#### [INFORMATION PROVIDED]
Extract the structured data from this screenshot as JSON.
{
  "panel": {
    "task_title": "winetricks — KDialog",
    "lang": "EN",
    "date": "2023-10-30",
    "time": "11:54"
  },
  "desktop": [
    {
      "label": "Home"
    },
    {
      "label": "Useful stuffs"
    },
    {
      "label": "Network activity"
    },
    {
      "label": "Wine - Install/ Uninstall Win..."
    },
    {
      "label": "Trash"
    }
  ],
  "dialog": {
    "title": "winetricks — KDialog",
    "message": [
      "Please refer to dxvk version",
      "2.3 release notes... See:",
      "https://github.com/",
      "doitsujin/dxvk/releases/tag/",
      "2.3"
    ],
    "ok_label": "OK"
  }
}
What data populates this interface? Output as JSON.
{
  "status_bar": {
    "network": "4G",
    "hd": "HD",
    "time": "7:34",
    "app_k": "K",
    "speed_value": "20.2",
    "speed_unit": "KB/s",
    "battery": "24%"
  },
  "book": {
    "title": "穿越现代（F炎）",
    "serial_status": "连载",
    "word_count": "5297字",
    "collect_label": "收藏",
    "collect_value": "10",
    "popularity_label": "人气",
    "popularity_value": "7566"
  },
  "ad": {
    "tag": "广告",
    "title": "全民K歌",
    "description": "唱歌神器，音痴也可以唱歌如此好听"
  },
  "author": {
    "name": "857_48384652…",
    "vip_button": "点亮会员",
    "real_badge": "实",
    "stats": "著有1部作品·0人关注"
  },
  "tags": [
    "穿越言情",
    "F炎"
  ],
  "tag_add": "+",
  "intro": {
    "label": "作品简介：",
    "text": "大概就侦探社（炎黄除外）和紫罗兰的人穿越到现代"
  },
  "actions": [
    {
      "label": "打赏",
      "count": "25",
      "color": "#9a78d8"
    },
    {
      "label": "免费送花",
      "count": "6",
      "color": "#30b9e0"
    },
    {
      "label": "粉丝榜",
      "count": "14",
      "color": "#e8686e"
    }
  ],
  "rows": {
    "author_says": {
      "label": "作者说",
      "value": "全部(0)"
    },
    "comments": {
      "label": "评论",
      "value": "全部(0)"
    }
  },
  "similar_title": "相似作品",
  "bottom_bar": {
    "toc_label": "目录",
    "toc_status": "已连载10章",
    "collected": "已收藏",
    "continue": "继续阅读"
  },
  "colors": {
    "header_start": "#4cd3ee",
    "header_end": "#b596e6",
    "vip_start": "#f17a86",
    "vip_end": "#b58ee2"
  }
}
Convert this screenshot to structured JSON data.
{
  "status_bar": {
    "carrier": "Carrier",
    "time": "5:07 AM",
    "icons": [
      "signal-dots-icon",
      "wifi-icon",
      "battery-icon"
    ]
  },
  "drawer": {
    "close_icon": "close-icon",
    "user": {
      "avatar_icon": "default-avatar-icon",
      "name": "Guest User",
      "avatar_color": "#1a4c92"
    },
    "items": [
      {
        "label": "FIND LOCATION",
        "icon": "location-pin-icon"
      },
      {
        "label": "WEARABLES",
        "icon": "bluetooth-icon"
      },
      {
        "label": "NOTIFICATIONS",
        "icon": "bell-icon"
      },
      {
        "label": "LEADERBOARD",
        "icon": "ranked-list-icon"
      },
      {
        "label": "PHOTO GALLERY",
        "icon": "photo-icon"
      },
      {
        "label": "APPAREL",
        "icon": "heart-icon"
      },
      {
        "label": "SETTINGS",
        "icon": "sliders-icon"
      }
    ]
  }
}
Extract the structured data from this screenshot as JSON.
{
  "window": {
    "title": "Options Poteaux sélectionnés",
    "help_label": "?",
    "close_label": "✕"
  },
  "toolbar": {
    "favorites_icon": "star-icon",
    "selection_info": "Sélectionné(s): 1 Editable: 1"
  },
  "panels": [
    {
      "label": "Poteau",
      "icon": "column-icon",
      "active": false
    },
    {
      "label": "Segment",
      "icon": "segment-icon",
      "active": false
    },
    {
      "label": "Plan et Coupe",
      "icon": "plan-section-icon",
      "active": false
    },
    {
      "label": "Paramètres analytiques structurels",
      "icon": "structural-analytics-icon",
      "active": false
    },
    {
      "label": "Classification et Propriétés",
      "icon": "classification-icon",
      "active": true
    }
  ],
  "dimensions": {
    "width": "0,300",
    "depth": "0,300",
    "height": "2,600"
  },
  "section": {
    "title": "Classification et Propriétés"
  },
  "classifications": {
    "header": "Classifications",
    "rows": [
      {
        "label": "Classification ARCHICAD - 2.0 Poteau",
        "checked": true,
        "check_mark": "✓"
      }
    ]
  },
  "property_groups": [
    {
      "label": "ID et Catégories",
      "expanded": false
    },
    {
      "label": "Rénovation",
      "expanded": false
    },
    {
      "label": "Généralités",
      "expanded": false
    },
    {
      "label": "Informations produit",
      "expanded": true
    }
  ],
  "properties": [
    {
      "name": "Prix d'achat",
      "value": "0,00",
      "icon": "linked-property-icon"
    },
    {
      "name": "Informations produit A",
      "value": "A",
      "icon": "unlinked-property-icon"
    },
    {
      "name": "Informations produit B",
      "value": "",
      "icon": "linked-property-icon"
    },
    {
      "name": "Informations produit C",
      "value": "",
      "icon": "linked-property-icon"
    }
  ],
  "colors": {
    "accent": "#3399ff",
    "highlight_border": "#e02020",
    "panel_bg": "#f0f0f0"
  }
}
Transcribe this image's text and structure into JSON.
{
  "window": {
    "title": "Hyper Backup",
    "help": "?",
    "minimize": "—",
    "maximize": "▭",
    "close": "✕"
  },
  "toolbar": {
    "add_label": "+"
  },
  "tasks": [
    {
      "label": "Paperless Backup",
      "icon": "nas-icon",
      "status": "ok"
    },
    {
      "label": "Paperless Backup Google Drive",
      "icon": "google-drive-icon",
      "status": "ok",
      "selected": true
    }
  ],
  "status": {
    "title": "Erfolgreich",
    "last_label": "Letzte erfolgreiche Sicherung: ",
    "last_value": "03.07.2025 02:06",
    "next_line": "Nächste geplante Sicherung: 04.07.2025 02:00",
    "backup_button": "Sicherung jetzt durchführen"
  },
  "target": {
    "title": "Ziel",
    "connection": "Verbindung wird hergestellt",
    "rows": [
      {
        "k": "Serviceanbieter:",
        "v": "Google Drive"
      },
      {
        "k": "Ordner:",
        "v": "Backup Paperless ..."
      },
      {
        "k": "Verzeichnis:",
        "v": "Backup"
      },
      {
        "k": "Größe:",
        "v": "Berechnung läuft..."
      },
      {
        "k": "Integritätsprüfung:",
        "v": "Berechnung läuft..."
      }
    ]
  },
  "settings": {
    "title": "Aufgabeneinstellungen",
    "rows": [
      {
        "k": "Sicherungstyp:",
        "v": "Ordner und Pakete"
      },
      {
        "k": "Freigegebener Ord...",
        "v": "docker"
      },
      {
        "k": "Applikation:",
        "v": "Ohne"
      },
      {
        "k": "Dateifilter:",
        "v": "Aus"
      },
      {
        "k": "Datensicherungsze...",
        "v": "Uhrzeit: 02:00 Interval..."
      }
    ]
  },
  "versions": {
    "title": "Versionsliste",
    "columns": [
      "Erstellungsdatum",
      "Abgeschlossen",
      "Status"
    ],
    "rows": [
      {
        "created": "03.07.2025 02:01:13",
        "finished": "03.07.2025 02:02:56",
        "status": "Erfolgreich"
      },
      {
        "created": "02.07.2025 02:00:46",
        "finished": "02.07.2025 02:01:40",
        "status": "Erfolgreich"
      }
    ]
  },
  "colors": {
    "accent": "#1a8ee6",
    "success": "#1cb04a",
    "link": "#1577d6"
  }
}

#### [OBJECTIVE]
Copy each line of the listing that contains the string "name".

#### [RESPONSE TO THIS EXERCISE]
    "name": "857_48384652…",
      "name": "Guest User",
      "name": "Prix d'achat",
      "name": "Informations produit A",
      "name": "Informations produit B",
      "name": "Informations produit C",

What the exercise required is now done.